Problem requirements
Pictures should be excluded; otherwise, copy every entry exactly.

Records for the task
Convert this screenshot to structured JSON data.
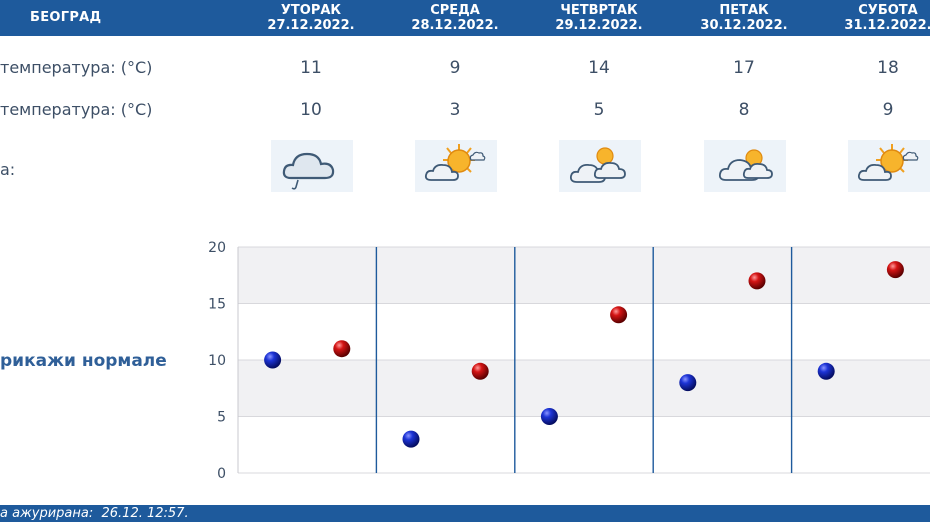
{
  "header": {
    "city": "БЕОГРАД",
    "days": [
      {
        "name": "УТОРАК",
        "date": "27.12.2022."
      },
      {
        "name": "СРЕДА",
        "date": "28.12.2022."
      },
      {
        "name": "ЧЕТВРТАК",
        "date": "29.12.2022."
      },
      {
        "name": "ПЕТАК",
        "date": "30.12.2022."
      },
      {
        "name": "СУБОТА",
        "date": "31.12.2022."
      }
    ]
  },
  "rows": {
    "max_label": "температура: (°C)",
    "min_label": "температура: (°C)",
    "weather_label": "а:",
    "max": [
      "11",
      "9",
      "14",
      "17",
      "18"
    ],
    "min": [
      "10",
      "3",
      "5",
      "8",
      "9"
    ],
    "icons": [
      "cloud-rain-icon",
      "sun-cloud-icon",
      "cloud-sun-icon",
      "cloud-sun-icon",
      "sun-cloud-icon"
    ]
  },
  "normals_link": "рикажи нормале",
  "footer": {
    "text": "а ажурирана:  26.12. 12:57."
  },
  "colors": {
    "header": "#1e5a9c",
    "min_dot": "#0b1fa8",
    "max_dot": "#c40a0a",
    "divider": "#1e5a9c"
  },
  "chart_data": {
    "type": "scatter",
    "title": "",
    "xlabel": "",
    "ylabel": "",
    "categories": [
      "27.12.2022.",
      "28.12.2022.",
      "29.12.2022.",
      "30.12.2022.",
      "31.12.2022."
    ],
    "ylim": [
      0,
      20
    ],
    "yticks": [
      "0",
      "5",
      "10",
      "15",
      "20"
    ],
    "grid": true,
    "series": [
      {
        "values": [
          10,
          3,
          5,
          8,
          9
        ]
      },
      {
        "values": [
          11,
          9,
          14,
          17,
          18
        ]
      }
    ]
  }
}
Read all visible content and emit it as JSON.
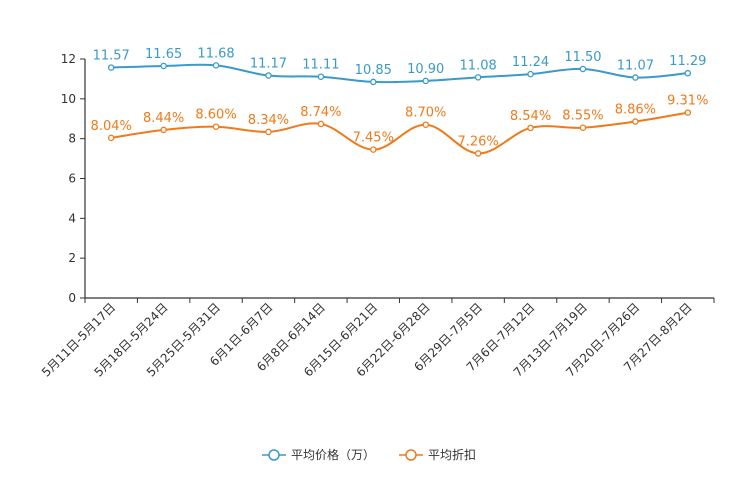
{
  "chart_data": {
    "type": "line",
    "title": "",
    "xlabel": "",
    "ylabel": "",
    "ylim": [
      0,
      12
    ],
    "yticks": [
      "0",
      "2",
      "4",
      "6",
      "8",
      "10",
      "12"
    ],
    "categories": [
      "5月11日-5月17日",
      "5月18日-5月24日",
      "5月25日-5月31日",
      "6月1日-6月7日",
      "6月8日-6月14日",
      "6月15日-6月21日",
      "6月22日-6月28日",
      "6月29日-7月5日",
      "7月6日-7月12日",
      "7月13日-7月19日",
      "7月20日-7月26日",
      "7月27日-8月2日"
    ],
    "series": [
      {
        "name": "平均价格（万）",
        "color": "#3a9ac9",
        "values": [
          11.57,
          11.65,
          11.68,
          11.17,
          11.11,
          10.85,
          10.9,
          11.08,
          11.24,
          11.5,
          11.07,
          11.29
        ],
        "labels": [
          "11.57",
          "11.65",
          "11.68",
          "11.17",
          "11.11",
          "10.85",
          "10.90",
          "11.08",
          "11.24",
          "11.50",
          "11.07",
          "11.29"
        ]
      },
      {
        "name": "平均折扣",
        "color": "#f07a1a",
        "values": [
          8.04,
          8.44,
          8.6,
          8.34,
          8.74,
          7.45,
          8.7,
          7.26,
          8.54,
          8.55,
          8.86,
          9.31
        ],
        "labels": [
          "8.04%",
          "8.44%",
          "8.60%",
          "8.34%",
          "8.74%",
          "7.45%",
          "8.70%",
          "7.26%",
          "8.54%",
          "8.55%",
          "8.86%",
          "9.31%"
        ]
      }
    ],
    "legend": {
      "position": "bottom-center",
      "items": [
        "平均价格（万）",
        "平均折扣"
      ]
    },
    "grid": false
  }
}
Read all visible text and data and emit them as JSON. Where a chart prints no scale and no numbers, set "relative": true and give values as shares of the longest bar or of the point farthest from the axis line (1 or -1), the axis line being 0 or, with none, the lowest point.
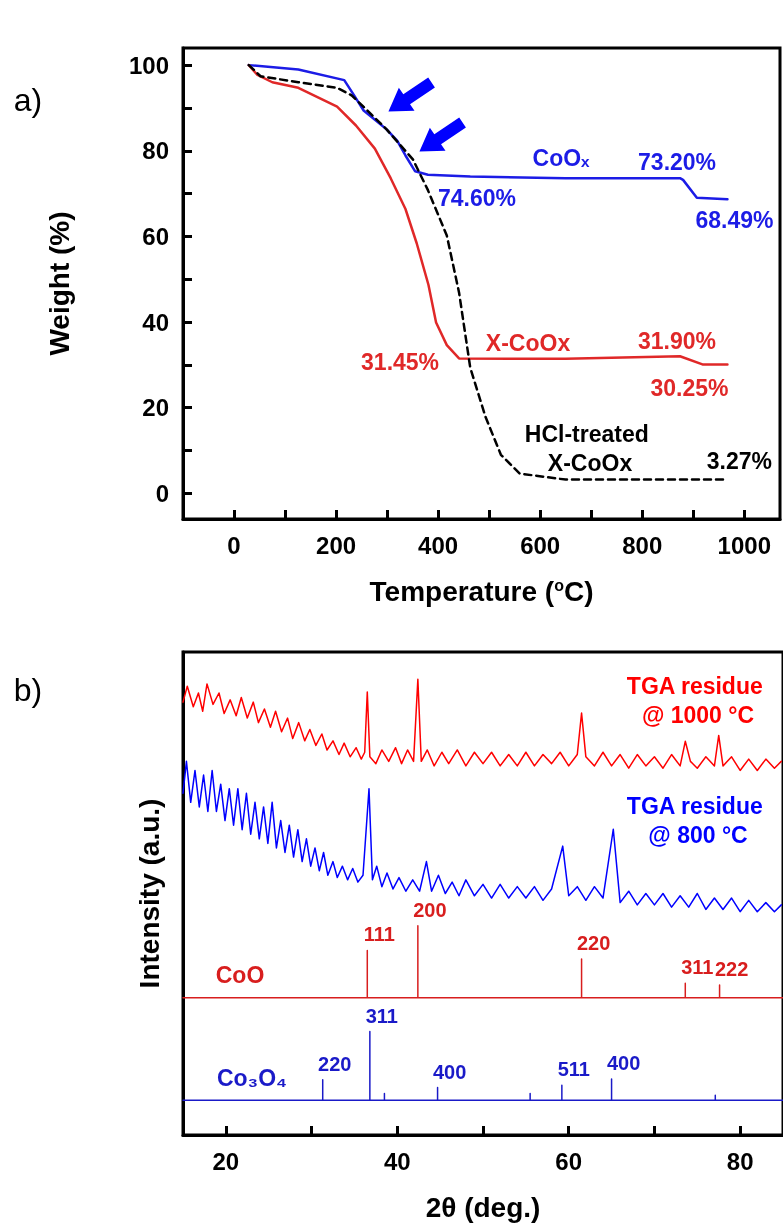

Response to the task
Convert this screenshot to structured JSON data.
{
  "header": {
    "city": "БЕОГРАД",
    "days": [
      {
        "name": "УТОРАК",
        "date": "27.12.2022."
      },
      {
        "name": "СРЕДА",
        "date": "28.12.2022."
      },
      {
        "name": "ЧЕТВРТАК",
        "date": "29.12.2022."
      },
      {
        "name": "ПЕТАК",
        "date": "30.12.2022."
      },
      {
        "name": "СУБОТА",
        "date": "31.12.2022."
      }
    ]
  },
  "rows": {
    "max_label": "температура: (°C)",
    "min_label": "температура: (°C)",
    "weather_label": "а:",
    "max": [
      "11",
      "9",
      "14",
      "17",
      "18"
    ],
    "min": [
      "10",
      "3",
      "5",
      "8",
      "9"
    ],
    "icons": [
      "cloud-rain-icon",
      "sun-cloud-icon",
      "cloud-sun-icon",
      "cloud-sun-icon",
      "sun-cloud-icon"
    ]
  },
  "normals_link": "рикажи нормале",
  "footer": {
    "text": "а ажурирана:  26.12. 12:57."
  },
  "colors": {
    "header": "#1e5a9c",
    "min_dot": "#0b1fa8",
    "max_dot": "#c40a0a",
    "divider": "#1e5a9c"
  },
  "chart_data": {
    "type": "scatter",
    "title": "",
    "xlabel": "",
    "ylabel": "",
    "categories": [
      "27.12.2022.",
      "28.12.2022.",
      "29.12.2022.",
      "30.12.2022.",
      "31.12.2022."
    ],
    "ylim": [
      0,
      20
    ],
    "yticks": [
      "0",
      "5",
      "10",
      "15",
      "20"
    ],
    "grid": true,
    "series": [
      {
        "values": [
          10,
          3,
          5,
          8,
          9
        ]
      },
      {
        "values": [
          11,
          9,
          14,
          17,
          18
        ]
      }
    ]
  }
}
Read all visible content and emit it as JSON.
{
  "chart_data": {
    "type": "line",
    "title": "",
    "xlabel": "",
    "ylabel": "",
    "ylim": [
      0,
      12
    ],
    "yticks": [
      "0",
      "2",
      "4",
      "6",
      "8",
      "10",
      "12"
    ],
    "categories": [
      "5月11日-5月17日",
      "5月18日-5月24日",
      "5月25日-5月31日",
      "6月1日-6月7日",
      "6月8日-6月14日",
      "6月15日-6月21日",
      "6月22日-6月28日",
      "6月29日-7月5日",
      "7月6日-7月12日",
      "7月13日-7月19日",
      "7月20日-7月26日",
      "7月27日-8月2日"
    ],
    "series": [
      {
        "name": "平均价格（万）",
        "color": "#3a9ac9",
        "values": [
          11.57,
          11.65,
          11.68,
          11.17,
          11.11,
          10.85,
          10.9,
          11.08,
          11.24,
          11.5,
          11.07,
          11.29
        ],
        "labels": [
          "11.57",
          "11.65",
          "11.68",
          "11.17",
          "11.11",
          "10.85",
          "10.90",
          "11.08",
          "11.24",
          "11.50",
          "11.07",
          "11.29"
        ]
      },
      {
        "name": "平均折扣",
        "color": "#f07a1a",
        "values": [
          8.04,
          8.44,
          8.6,
          8.34,
          8.74,
          7.45,
          8.7,
          7.26,
          8.54,
          8.55,
          8.86,
          9.31
        ],
        "labels": [
          "8.04%",
          "8.44%",
          "8.60%",
          "8.34%",
          "8.74%",
          "7.45%",
          "8.70%",
          "7.26%",
          "8.54%",
          "8.55%",
          "8.86%",
          "9.31%"
        ]
      }
    ],
    "legend": {
      "position": "bottom-center",
      "items": [
        "平均价格（万）",
        "平均折扣"
      ]
    },
    "grid": false
  }
}
Read all visible text and data and emit them as JSON. Where a chart prints no scale and no numbers, set "relative": true and give values as shares of the longest bar or of the point farthest from the axis line (1 or -1), the axis line being 0 or, with none, the lowest point.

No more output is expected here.